**Data in this exercise:**
--- start ---

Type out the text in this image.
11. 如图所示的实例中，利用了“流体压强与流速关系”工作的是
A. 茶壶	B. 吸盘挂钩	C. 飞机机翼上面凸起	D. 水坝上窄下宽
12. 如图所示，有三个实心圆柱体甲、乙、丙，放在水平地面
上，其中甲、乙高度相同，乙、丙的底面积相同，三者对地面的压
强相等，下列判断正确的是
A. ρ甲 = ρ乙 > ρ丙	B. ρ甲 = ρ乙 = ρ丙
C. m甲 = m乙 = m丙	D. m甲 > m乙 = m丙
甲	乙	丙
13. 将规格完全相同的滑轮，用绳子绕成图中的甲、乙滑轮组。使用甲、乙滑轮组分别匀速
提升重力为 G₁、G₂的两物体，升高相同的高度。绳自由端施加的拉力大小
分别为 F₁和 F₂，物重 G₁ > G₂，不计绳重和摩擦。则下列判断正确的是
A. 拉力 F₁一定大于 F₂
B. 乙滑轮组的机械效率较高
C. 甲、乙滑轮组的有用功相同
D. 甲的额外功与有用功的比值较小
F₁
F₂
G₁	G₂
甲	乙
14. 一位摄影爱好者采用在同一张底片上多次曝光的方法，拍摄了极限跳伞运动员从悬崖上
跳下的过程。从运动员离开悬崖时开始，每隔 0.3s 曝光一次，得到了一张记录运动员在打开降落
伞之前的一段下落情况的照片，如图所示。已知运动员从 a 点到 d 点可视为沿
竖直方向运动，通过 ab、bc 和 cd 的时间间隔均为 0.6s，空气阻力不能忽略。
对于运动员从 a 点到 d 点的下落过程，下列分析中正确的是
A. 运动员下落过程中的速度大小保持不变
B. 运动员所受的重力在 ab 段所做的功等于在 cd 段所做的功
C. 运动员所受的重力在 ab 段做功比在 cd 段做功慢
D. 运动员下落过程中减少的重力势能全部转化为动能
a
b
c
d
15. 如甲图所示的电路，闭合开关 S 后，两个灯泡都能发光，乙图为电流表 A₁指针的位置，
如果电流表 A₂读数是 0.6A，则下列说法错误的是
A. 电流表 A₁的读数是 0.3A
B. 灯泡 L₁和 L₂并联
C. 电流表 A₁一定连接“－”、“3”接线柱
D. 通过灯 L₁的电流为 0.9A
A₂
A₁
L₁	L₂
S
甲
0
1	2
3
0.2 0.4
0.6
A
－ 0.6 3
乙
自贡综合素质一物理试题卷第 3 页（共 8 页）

--- end ---

**What needs to be done:**
Copy every line of the records word for word.

**In response:**
Type out the text in this image.
11. 如图所示的实例中，利用了“流体压强与流速关系”工作的是
A. 茶壶	B. 吸盘挂钩	C. 飞机机翼上面凸起	D. 水坝上窄下宽
12. 如图所示，有三个实心圆柱体甲、乙、丙，放在水平地面
上，其中甲、乙高度相同，乙、丙的底面积相同，三者对地面的压
强相等，下列判断正确的是
A. ρ甲 = ρ乙 > ρ丙	B. ρ甲 = ρ乙 = ρ丙
C. m甲 = m乙 = m丙	D. m甲 > m乙 = m丙
甲	乙	丙
13. 将规格完全相同的滑轮，用绳子绕成图中的甲、乙滑轮组。使用甲、乙滑轮组分别匀速
提升重力为 G₁、G₂的两物体，升高相同的高度。绳自由端施加的拉力大小
分别为 F₁和 F₂，物重 G₁ > G₂，不计绳重和摩擦。则下列判断正确的是
A. 拉力 F₁一定大于 F₂
B. 乙滑轮组的机械效率较高
C. 甲、乙滑轮组的有用功相同
D. 甲的额外功与有用功的比值较小
F₁
F₂
G₁	G₂
甲	乙
14. 一位摄影爱好者采用在同一张底片上多次曝光的方法，拍摄了极限跳伞运动员从悬崖上
跳下的过程。从运动员离开悬崖时开始，每隔 0.3s 曝光一次，得到了一张记录运动员在打开降落
伞之前的一段下落情况的照片，如图所示。已知运动员从 a 点到 d 点可视为沿
竖直方向运动，通过 ab、bc 和 cd 的时间间隔均为 0.6s，空气阻力不能忽略。
对于运动员从 a 点到 d 点的下落过程，下列分析中正确的是
A. 运动员下落过程中的速度大小保持不变
B. 运动员所受的重力在 ab 段所做的功等于在 cd 段所做的功
C. 运动员所受的重力在 ab 段做功比在 cd 段做功慢
D. 运动员下落过程中减少的重力势能全部转化为动能
a
b
c
d
15. 如甲图所示的电路，闭合开关 S 后，两个灯泡都能发光，乙图为电流表 A₁指针的位置，
如果电流表 A₂读数是 0.6A，则下列说法错误的是
A. 电流表 A₁的读数是 0.3A
B. 灯泡 L₁和 L₂并联
C. 电流表 A₁一定连接“－”、“3”接线柱
D. 通过灯 L₁的电流为 0.9A
A₂
A₁
L₁	L₂
S
甲
0
1	2
3
0.2 0.4
0.6
A
－ 0.6 3
乙
自贡综合素质一物理试题卷第 3 页（共 8 页）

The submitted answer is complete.